* [What is asked]
Exactly as written, print each record in the listing.

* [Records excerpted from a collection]
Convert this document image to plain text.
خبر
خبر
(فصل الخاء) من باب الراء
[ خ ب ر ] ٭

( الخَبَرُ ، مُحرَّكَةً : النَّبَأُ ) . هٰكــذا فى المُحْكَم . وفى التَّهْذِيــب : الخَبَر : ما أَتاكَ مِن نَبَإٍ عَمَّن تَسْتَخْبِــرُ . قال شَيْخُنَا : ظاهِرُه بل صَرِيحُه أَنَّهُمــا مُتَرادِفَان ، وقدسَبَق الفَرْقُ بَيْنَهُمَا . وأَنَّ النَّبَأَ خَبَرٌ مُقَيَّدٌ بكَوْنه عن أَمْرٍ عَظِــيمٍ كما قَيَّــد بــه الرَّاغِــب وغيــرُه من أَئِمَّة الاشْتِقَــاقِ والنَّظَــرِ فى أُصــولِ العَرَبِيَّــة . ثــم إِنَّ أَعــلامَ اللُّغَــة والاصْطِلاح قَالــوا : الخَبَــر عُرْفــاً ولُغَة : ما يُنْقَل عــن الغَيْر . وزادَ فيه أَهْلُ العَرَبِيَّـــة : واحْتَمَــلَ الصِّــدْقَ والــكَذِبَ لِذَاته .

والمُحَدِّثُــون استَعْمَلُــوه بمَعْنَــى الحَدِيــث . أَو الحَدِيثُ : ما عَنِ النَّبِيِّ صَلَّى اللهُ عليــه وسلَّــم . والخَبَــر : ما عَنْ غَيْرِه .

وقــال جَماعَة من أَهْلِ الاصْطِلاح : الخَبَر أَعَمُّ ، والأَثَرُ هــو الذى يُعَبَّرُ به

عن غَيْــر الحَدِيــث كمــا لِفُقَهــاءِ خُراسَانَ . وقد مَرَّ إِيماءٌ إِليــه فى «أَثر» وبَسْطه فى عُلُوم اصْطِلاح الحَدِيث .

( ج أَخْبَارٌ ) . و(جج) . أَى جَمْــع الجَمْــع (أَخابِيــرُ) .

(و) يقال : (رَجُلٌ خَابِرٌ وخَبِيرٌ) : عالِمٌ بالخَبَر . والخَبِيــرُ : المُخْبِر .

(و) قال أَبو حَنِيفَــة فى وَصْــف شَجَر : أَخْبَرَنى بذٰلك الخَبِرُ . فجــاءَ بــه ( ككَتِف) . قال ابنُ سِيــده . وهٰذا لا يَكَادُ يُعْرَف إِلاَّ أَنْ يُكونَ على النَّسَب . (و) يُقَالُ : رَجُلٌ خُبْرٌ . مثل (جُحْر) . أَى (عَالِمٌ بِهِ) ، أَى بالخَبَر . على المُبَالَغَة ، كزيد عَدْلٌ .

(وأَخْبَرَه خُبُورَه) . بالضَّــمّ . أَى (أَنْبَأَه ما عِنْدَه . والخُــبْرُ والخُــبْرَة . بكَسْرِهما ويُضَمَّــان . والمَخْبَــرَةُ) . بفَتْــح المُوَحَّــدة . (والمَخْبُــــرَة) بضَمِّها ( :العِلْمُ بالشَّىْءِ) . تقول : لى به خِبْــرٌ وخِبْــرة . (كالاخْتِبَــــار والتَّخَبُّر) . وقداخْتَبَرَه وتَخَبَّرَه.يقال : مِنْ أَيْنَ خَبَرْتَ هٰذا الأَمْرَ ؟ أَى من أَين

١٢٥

* [Answer to this task]
Convert this document image to plain text.
خبر
خبر
(فصل الخاء) من باب الراء
[ خ ب ر ] ٭

( الخَبَرُ ، مُحرَّكَةً : النَّبَأُ ) . هٰكــذا فى المُحْكَم . وفى التَّهْذِيــب : الخَبَر : ما أَتاكَ مِن نَبَإٍ عَمَّن تَسْتَخْبِــرُ . قال شَيْخُنَا : ظاهِرُه بل صَرِيحُه أَنَّهُمــا مُتَرادِفَان ، وقدسَبَق الفَرْقُ بَيْنَهُمَا . وأَنَّ النَّبَأَ خَبَرٌ مُقَيَّدٌ بكَوْنه عن أَمْرٍ عَظِــيمٍ كما قَيَّــد بــه الرَّاغِــب وغيــرُه من أَئِمَّة الاشْتِقَــاقِ والنَّظَــرِ فى أُصــولِ العَرَبِيَّــة . ثــم إِنَّ أَعــلامَ اللُّغَــة والاصْطِلاح قَالــوا : الخَبَــر عُرْفــاً ولُغَة : ما يُنْقَل عــن الغَيْر . وزادَ فيه أَهْلُ العَرَبِيَّـــة : واحْتَمَــلَ الصِّــدْقَ والــكَذِبَ لِذَاته .

والمُحَدِّثُــون استَعْمَلُــوه بمَعْنَــى الحَدِيــث . أَو الحَدِيثُ : ما عَنِ النَّبِيِّ صَلَّى اللهُ عليــه وسلَّــم . والخَبَــر : ما عَنْ غَيْرِه .

وقــال جَماعَة من أَهْلِ الاصْطِلاح : الخَبَر أَعَمُّ ، والأَثَرُ هــو الذى يُعَبَّرُ به

عن غَيْــر الحَدِيــث كمــا لِفُقَهــاءِ خُراسَانَ . وقد مَرَّ إِيماءٌ إِليــه فى «أَثر» وبَسْطه فى عُلُوم اصْطِلاح الحَدِيث .

( ج أَخْبَارٌ ) . و(جج) . أَى جَمْــع الجَمْــع (أَخابِيــرُ) .

(و) يقال : (رَجُلٌ خَابِرٌ وخَبِيرٌ) : عالِمٌ بالخَبَر . والخَبِيــرُ : المُخْبِر .

(و) قال أَبو حَنِيفَــة فى وَصْــف شَجَر : أَخْبَرَنى بذٰلك الخَبِرُ . فجــاءَ بــه ( ككَتِف) . قال ابنُ سِيــده . وهٰذا لا يَكَادُ يُعْرَف إِلاَّ أَنْ يُكونَ على النَّسَب . (و) يُقَالُ : رَجُلٌ خُبْرٌ . مثل (جُحْر) . أَى (عَالِمٌ بِهِ) ، أَى بالخَبَر . على المُبَالَغَة ، كزيد عَدْلٌ .

(وأَخْبَرَه خُبُورَه) . بالضَّــمّ . أَى (أَنْبَأَه ما عِنْدَه . والخُــبْرُ والخُــبْرَة . بكَسْرِهما ويُضَمَّــان . والمَخْبَــرَةُ) . بفَتْــح المُوَحَّــدة . (والمَخْبُــــرَة) بضَمِّها ( :العِلْمُ بالشَّىْءِ) . تقول : لى به خِبْــرٌ وخِبْــرة . (كالاخْتِبَــــار والتَّخَبُّر) . وقداخْتَبَرَه وتَخَبَّرَه.يقال : مِنْ أَيْنَ خَبَرْتَ هٰذا الأَمْرَ ؟ أَى من أَين

١٢٥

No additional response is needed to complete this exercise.